- Problem -
Quote all of the entries word for word.

- Entries supplied -

____________

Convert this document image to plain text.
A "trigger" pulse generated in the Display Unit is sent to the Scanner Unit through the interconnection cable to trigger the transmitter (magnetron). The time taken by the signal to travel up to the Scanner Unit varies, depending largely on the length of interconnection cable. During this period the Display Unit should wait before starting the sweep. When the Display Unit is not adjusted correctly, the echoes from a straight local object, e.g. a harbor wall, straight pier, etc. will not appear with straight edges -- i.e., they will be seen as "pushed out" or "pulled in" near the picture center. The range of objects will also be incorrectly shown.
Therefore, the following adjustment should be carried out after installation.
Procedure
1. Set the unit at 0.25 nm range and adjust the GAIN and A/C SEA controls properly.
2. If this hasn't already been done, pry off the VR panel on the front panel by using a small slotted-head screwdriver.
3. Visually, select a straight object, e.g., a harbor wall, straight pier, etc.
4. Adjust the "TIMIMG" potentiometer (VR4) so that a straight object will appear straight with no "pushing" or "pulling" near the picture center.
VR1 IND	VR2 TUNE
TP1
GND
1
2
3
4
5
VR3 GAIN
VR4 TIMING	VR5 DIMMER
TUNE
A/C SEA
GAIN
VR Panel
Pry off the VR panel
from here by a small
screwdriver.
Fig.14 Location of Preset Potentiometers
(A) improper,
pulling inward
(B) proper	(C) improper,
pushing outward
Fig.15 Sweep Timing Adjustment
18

____________

- Exercise result -
Convert this document image to plain text.
A "trigger" pulse generated in the Display Unit is sent to the Scanner Unit through the interconnection cable to trigger the transmitter (magnetron). The time taken by the signal to travel up to the Scanner Unit varies, depending largely on the length of interconnection cable. During this period the Display Unit should wait before starting the sweep. When the Display Unit is not adjusted correctly, the echoes from a straight local object, e.g. a harbor wall, straight pier, etc. will not appear with straight edges -- i.e., they will be seen as "pushed out" or "pulled in" near the picture center. The range of objects will also be incorrectly shown.
Therefore, the following adjustment should be carried out after installation.
Procedure
1. Set the unit at 0.25 nm range and adjust the GAIN and A/C SEA controls properly.
2. If this hasn't already been done, pry off the VR panel on the front panel by using a small slotted-head screwdriver.
3. Visually, select a straight object, e.g., a harbor wall, straight pier, etc.
4. Adjust the "TIMIMG" potentiometer (VR4) so that a straight object will appear straight with no "pushing" or "pulling" near the picture center.
VR1 IND	VR2 TUNE
TP1
GND
1
2
3
4
5
VR3 GAIN
VR4 TIMING	VR5 DIMMER
TUNE
A/C SEA
GAIN
VR Panel
Pry off the VR panel
from here by a small
screwdriver.
Fig.14 Location of Preset Potentiometers
(A) improper,
pulling inward
(B) proper	(C) improper,
pushing outward
Fig.15 Sweep Timing Adjustment
18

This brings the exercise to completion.